Report how many lines hold the string "label". Give the number and nothing else.

-- Begin Input rows --

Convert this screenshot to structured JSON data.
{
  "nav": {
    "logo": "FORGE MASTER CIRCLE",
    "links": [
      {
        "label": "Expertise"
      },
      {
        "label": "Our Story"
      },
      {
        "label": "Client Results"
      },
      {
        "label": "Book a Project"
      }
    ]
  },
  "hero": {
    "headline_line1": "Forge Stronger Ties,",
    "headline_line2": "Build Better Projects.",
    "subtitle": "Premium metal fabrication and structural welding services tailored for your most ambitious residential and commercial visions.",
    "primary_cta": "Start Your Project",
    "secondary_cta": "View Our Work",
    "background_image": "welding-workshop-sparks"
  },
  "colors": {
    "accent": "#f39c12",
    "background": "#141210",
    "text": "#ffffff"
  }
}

-- End Input rows --

— Written response —
4